_Given exercise:_
Each entry must be given again exactly; images do not belong in the copy.

_Lines of data:_
* * * * * * *

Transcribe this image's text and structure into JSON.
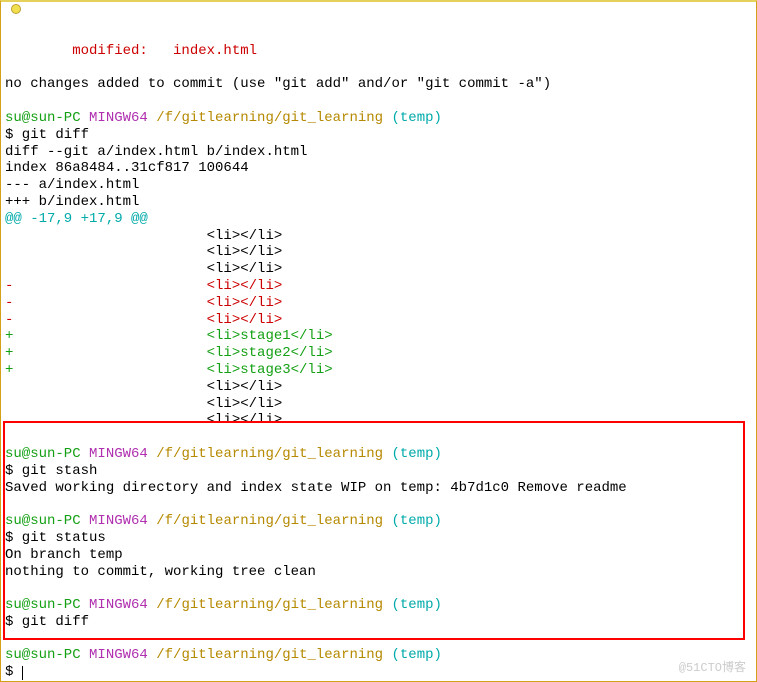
{
  "tab": {
    "title": ""
  },
  "lines": {
    "modified": "        modified:   index.html",
    "nochanges": "no changes added to commit (use \"git add\" and/or \"git commit -a\")",
    "prompt": {
      "user": "su@sun-PC",
      "host": " MINGW64",
      "path": " /f/gitlearning/git_learning",
      "branch": " (temp)"
    },
    "cmd_diff": "$ git diff",
    "diff_header1": "diff --git a/index.html b/index.html",
    "diff_header2": "index 86a8484..31cf817 100644",
    "diff_minus": "--- a/index.html",
    "diff_plus": "+++ b/index.html",
    "hunk": "@@ -17,9 +17,9 @@",
    "ctx_li": "                        <li></li>",
    "del1": "-                       <li></li>",
    "del2": "-                       <li></li>",
    "del3": "-                       <li></li>",
    "add1": "+                       <li>stage1</li>",
    "add2": "+                       <li>stage2</li>",
    "add3": "+                       <li>stage3</li>",
    "cmd_stash": "$ git stash",
    "stash_out": "Saved working directory and index state WIP on temp: 4b7d1c0 Remove readme",
    "cmd_status": "$ git status",
    "status_out1": "On branch temp",
    "status_out2": "nothing to commit, working tree clean",
    "cmd_diff2": "$ git diff",
    "prompt_dollar": "$",
    "watermark": "@51CTO博客"
  }
}
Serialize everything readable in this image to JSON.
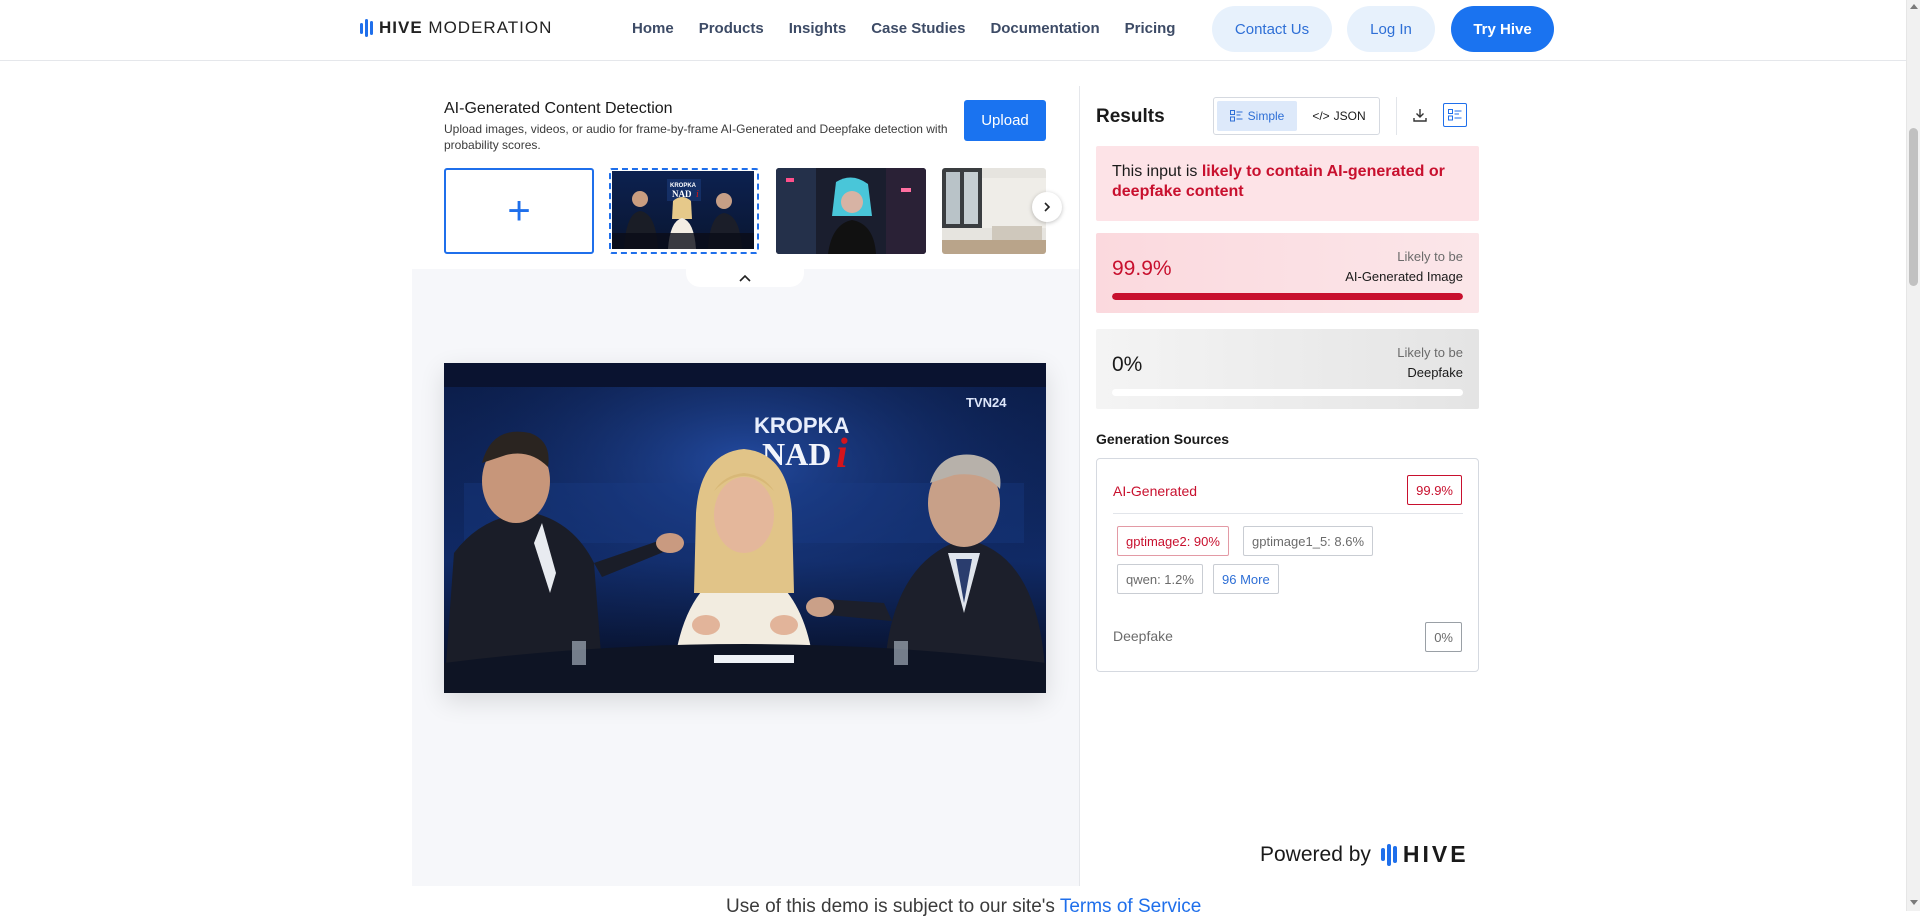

* * * * * * *

_Correct result:_
Transcribe this image's text and structure into JSON.
{
  "tab": {
    "title": ""
  },
  "lines": {
    "modified": "        modified:   index.html",
    "nochanges": "no changes added to commit (use \"git add\" and/or \"git commit -a\")",
    "prompt": {
      "user": "su@sun-PC",
      "host": " MINGW64",
      "path": " /f/gitlearning/git_learning",
      "branch": " (temp)"
    },
    "cmd_diff": "$ git diff",
    "diff_header1": "diff --git a/index.html b/index.html",
    "diff_header2": "index 86a8484..31cf817 100644",
    "diff_minus": "--- a/index.html",
    "diff_plus": "+++ b/index.html",
    "hunk": "@@ -17,9 +17,9 @@",
    "ctx_li": "                        <li></li>",
    "del1": "-                       <li></li>",
    "del2": "-                       <li></li>",
    "del3": "-                       <li></li>",
    "add1": "+                       <li>stage1</li>",
    "add2": "+                       <li>stage2</li>",
    "add3": "+                       <li>stage3</li>",
    "cmd_stash": "$ git stash",
    "stash_out": "Saved working directory and index state WIP on temp: 4b7d1c0 Remove readme",
    "cmd_status": "$ git status",
    "status_out1": "On branch temp",
    "status_out2": "nothing to commit, working tree clean",
    "cmd_diff2": "$ git diff",
    "prompt_dollar": "$",
    "watermark": "@51CTO博客"
  }
}
Serialize everything readable in this image to JSON.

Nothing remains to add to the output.